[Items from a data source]

= = = = = = =

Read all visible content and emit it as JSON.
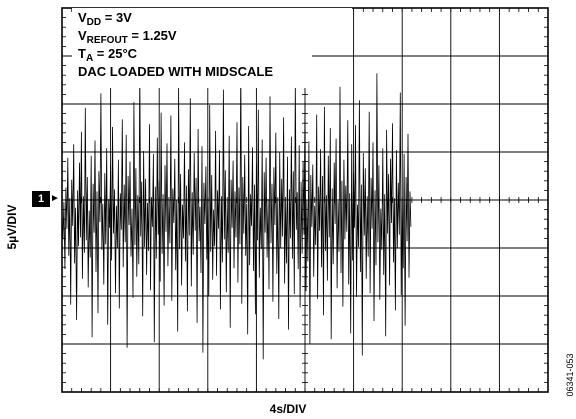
{
  "chart_data": {
    "type": "line",
    "title_lines": [
      {
        "main": "V",
        "sub": "DD",
        "rest": " = 3V"
      },
      {
        "main": "V",
        "sub": "REFOUT",
        "rest": " = 1.25V"
      },
      {
        "main": "T",
        "sub": "A",
        "rest": " = 25°C"
      },
      {
        "main": "DAC LOADED WITH MIDSCALE",
        "sub": "",
        "rest": ""
      }
    ],
    "xlabel": "4s/DIV",
    "ylabel": "5µV/DIV",
    "channel_marker": "1",
    "figure_id": "06341-053",
    "x_divisions": 10,
    "y_divisions": 8,
    "xlim": [
      0,
      40
    ],
    "ylim": [
      -20,
      20
    ],
    "grid": true,
    "series": [
      {
        "color": "#000000",
        "x_step_s": 0.08,
        "values": [
          0.4,
          -2.1,
          1.8,
          -5.2,
          3.3,
          -1.0,
          6.4,
          -3.8,
          2.2,
          -8.9,
          4.1,
          -0.7,
          7.8,
          -4.6,
          1.2,
          -10.5,
          3.0,
          -2.8,
          5.9,
          -1.9,
          9.1,
          -6.2,
          2.4,
          -3.5,
          11.6,
          -2.2,
          4.4,
          -7.1,
          0.9,
          -4.0,
          6.6,
          -12.3,
          3.7,
          -1.4,
          8.2,
          -5.5,
          2.9,
          -9.8,
          5.0,
          -0.3,
          13.1,
          -3.2,
          1.6,
          -6.8,
          4.8,
          -2.6,
          7.4,
          -11.0,
          2.1,
          -0.9,
          5.7,
          -4.3,
          9.6,
          -1.5,
          3.1,
          -7.7,
          1.4,
          -3.0,
          6.2,
          -9.3,
          2.7,
          -1.1,
          10.4,
          -5.0,
          3.6,
          -2.4,
          8.8,
          -13.4,
          4.5,
          -0.6,
          6.0,
          -3.9,
          1.1,
          -8.2,
          12.2,
          -2.7,
          5.3,
          -6.0,
          2.5,
          -4.7,
          15.8,
          -1.8,
          3.9,
          -10.1,
          7.1,
          -2.9,
          4.2,
          -5.8,
          1.7,
          -3.3,
          9.9,
          -7.4,
          2.3,
          -0.8,
          6.8,
          -12.8,
          3.4,
          -4.1,
          8.5,
          -1.6,
          4.0,
          -6.5,
          11.1,
          -3.6,
          2.6,
          -9.0,
          5.6,
          -1.3,
          7.9,
          -4.9,
          1.9,
          -2.5,
          10.8,
          -8.5,
          3.2,
          -0.4,
          6.3,
          -5.3,
          2.0,
          -11.7,
          14.0,
          -3.1,
          4.7,
          -6.9,
          1.5,
          -2.0,
          8.0,
          -4.4,
          3.5,
          -9.6,
          5.2,
          -1.7,
          12.6,
          -7.0,
          2.8,
          -3.7,
          6.9,
          -1.2,
          4.3,
          -10.8,
          9.4,
          -2.3,
          1.3,
          -5.6,
          7.6,
          -13.9,
          3.8,
          -0.5,
          5.5,
          -4.2,
          2.2,
          -8.0,
          11.9,
          -3.4,
          4.6,
          -6.3,
          1.0,
          -2.8,
          9.2,
          -5.9,
          3.0,
          -1.0,
          7.2,
          -9.4,
          2.4,
          -4.5,
          13.5,
          -2.1,
          5.1,
          -7.6,
          1.8,
          -3.5,
          8.7,
          -11.3,
          4.1,
          -0.9,
          6.1,
          -5.1,
          2.9,
          -1.9,
          10.1,
          -6.6,
          3.3,
          -2.6,
          16.9,
          -8.8,
          4.4,
          -1.5,
          6.7,
          -3.8,
          1.6,
          -12.0,
          9.7,
          -4.8,
          2.6,
          -0.7,
          7.5,
          -5.4,
          3.6,
          -9.9,
          5.8,
          -2.2,
          11.4,
          -6.1,
          1.2,
          -3.1,
          8.3,
          -14.6,
          4.9,
          -1.4,
          6.4,
          -4.0,
          2.1,
          -7.3,
          12.8,
          -2.5,
          3.7,
          -8.6,
          5.4,
          -0.6,
          9.0,
          -5.7,
          2.3,
          -10.4,
          7.0,
          -3.0,
          4.2,
          -1.8,
          10.6,
          -6.7,
          1.7,
          -4.6,
          6.5,
          -11.5,
          3.1,
          -2.0,
          8.6,
          -4.1,
          5.0,
          -7.8,
          14.3,
          -1.1,
          2.8,
          -5.2,
          7.7,
          -9.2,
          3.9,
          -3.6,
          6.0,
          -1.6,
          12.1,
          -7.5,
          2.0,
          -4.4,
          8.1,
          -13.0,
          4.6,
          -0.8,
          5.7,
          -6.0,
          1.4,
          -2.7,
          10.9,
          -8.3,
          3.4,
          -1.2,
          7.3,
          -5.0,
          4.5,
          -10.0,
          11.7,
          -3.3,
          2.5,
          -6.4,
          6.6,
          -1.9,
          9.5,
          -12.5,
          3.2,
          -4.7,
          5.9,
          -0.5,
          8.4,
          -7.2,
          1.9,
          -3.4,
          13.8,
          -5.6,
          4.0,
          -9.1,
          6.2,
          -2.1,
          3.5,
          -1.3,
          10.3,
          -6.8,
          2.7,
          -11.9,
          7.8,
          -4.3,
          4.8,
          -0.9,
          9.8,
          -8.1,
          1.5,
          -2.9,
          12.4,
          -5.5,
          3.6,
          -14.2,
          6.9,
          -1.7,
          5.3,
          -6.2,
          2.4,
          -3.9,
          11.2,
          -7.7,
          4.3,
          -1.0,
          8.0,
          -10.6,
          3.0,
          -4.8,
          15.2,
          -2.4,
          5.6,
          -8.4,
          1.1,
          -3.2,
          7.4,
          -5.8,
          2.6,
          -12.2,
          9.3,
          -1.5,
          4.7,
          -6.9,
          6.3,
          -0.4,
          10.0,
          -4.5,
          2.2,
          -9.5,
          7.2,
          -3.0,
          3.8,
          -1.6,
          13.2,
          -7.9,
          1.8,
          -5.1,
          6.8,
          -11.1,
          4.4,
          -2.3,
          8.9,
          -6.1,
          2.9,
          -0.8
        ]
      }
    ]
  }
}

= = = = = = =

THE EXERCISE = List all lines from the entries that include the word "main".

SOLUTION TO THE PROBLEM =
        "main": "V",
        "main": "V",
        "main": "T",
        "main": "DAC LOADED WITH MIDSCALE",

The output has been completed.